Dataset excerpt
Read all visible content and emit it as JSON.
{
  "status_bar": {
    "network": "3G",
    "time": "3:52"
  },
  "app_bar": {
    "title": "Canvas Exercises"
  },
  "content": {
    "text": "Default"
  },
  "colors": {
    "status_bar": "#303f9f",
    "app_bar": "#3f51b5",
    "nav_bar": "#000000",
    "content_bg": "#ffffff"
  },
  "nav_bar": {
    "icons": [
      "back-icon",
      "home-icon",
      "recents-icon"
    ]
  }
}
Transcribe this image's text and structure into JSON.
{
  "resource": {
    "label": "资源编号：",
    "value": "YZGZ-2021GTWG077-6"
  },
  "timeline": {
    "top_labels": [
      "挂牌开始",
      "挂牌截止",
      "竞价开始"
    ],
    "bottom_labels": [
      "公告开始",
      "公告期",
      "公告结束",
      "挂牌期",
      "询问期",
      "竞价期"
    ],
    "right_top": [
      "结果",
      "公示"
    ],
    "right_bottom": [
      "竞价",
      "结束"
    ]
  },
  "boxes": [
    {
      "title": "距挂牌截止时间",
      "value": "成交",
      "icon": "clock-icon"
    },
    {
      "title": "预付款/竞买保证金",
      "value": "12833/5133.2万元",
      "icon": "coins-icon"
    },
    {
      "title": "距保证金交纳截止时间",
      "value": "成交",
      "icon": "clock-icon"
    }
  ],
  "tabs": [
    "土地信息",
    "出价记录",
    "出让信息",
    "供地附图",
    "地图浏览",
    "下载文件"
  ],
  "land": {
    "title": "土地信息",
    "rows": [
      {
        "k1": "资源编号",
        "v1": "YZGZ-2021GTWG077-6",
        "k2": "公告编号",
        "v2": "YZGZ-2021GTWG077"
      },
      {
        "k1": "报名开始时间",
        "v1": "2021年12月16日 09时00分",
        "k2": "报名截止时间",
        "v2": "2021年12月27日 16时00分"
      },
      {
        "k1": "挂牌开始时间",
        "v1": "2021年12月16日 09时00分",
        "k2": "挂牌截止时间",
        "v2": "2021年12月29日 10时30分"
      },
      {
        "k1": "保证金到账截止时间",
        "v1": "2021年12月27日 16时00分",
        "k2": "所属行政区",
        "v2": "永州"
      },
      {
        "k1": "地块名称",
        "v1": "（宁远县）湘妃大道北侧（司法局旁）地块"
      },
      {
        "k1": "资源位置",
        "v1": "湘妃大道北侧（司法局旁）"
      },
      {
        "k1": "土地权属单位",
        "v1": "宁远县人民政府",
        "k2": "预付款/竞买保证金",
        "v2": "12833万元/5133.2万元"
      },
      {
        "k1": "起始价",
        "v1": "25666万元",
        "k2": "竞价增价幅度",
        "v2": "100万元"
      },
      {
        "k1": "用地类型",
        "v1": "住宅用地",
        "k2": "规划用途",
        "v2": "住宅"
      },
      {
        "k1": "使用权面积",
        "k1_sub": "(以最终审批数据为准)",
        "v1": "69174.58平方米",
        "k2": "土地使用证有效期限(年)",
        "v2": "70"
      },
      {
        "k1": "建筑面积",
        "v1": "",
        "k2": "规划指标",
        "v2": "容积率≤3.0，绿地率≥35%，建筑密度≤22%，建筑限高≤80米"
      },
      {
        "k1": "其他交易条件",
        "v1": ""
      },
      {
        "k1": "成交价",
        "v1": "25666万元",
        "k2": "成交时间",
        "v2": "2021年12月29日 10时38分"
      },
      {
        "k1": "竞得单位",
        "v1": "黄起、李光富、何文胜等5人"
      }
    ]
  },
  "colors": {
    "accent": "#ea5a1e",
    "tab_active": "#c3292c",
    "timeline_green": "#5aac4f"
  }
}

---

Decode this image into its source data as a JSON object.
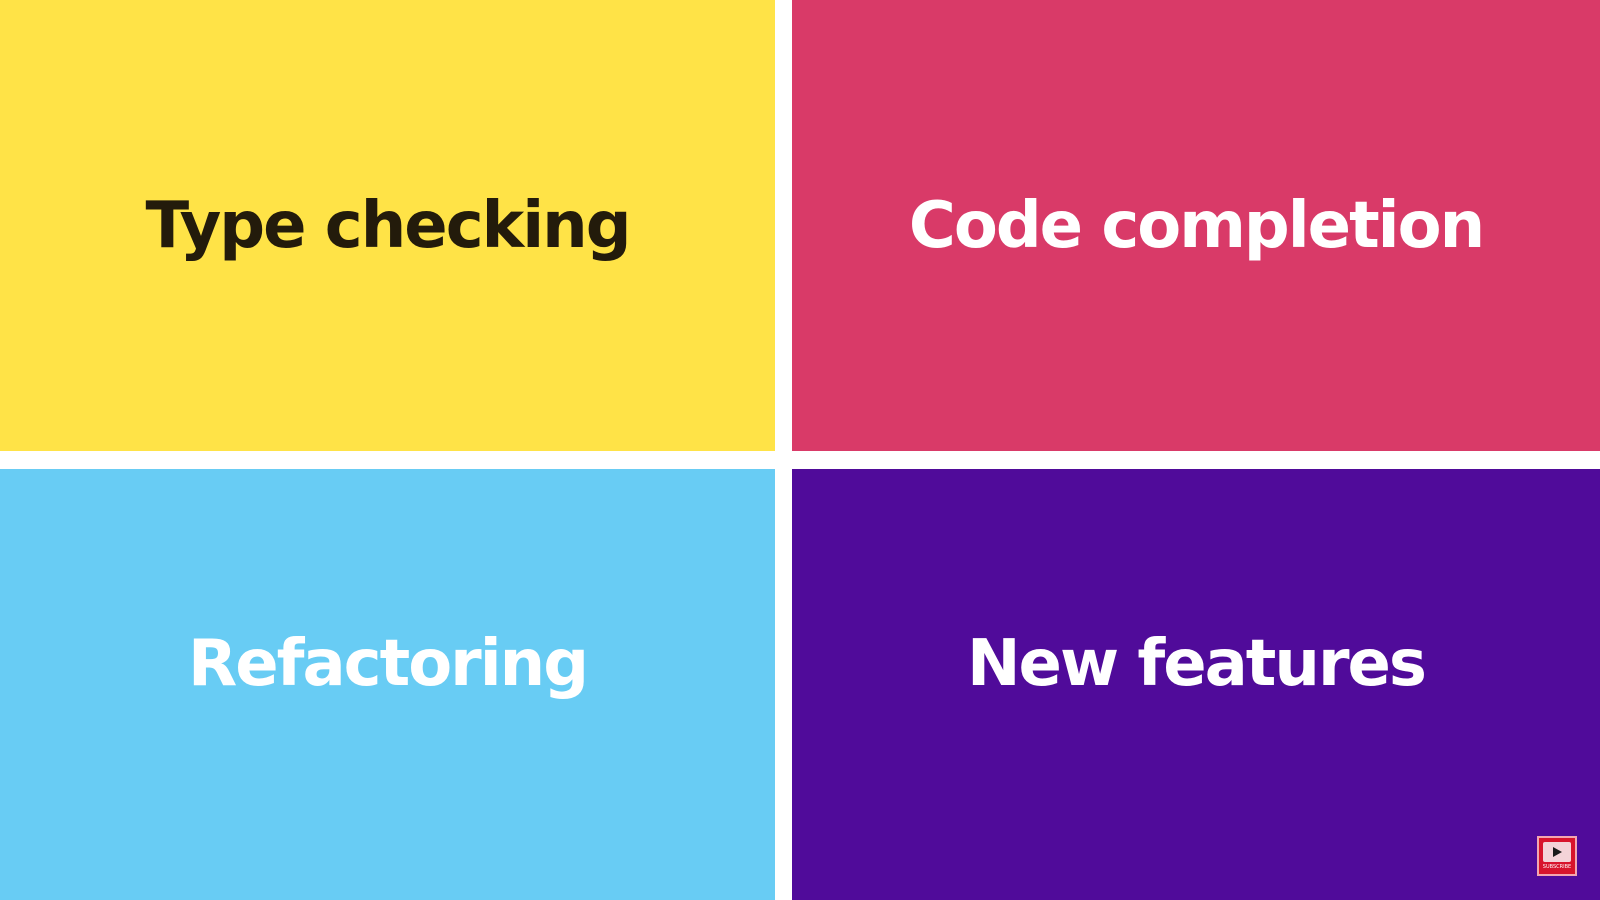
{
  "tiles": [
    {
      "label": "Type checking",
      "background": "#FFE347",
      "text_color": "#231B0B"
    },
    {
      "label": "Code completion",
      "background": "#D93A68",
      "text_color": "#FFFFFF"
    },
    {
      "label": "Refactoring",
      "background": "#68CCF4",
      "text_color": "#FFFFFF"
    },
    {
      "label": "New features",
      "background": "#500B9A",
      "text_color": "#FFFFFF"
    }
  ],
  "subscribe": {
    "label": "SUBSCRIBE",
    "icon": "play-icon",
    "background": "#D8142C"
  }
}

#### Instructions for the task:
Using the records given above, list every line that includes the word "JSON".

#### Task solution:
Read all visible content and emit it as JSON.
Transcribe this image's text and structure into JSON.
Decode this image into its source data as a JSON object.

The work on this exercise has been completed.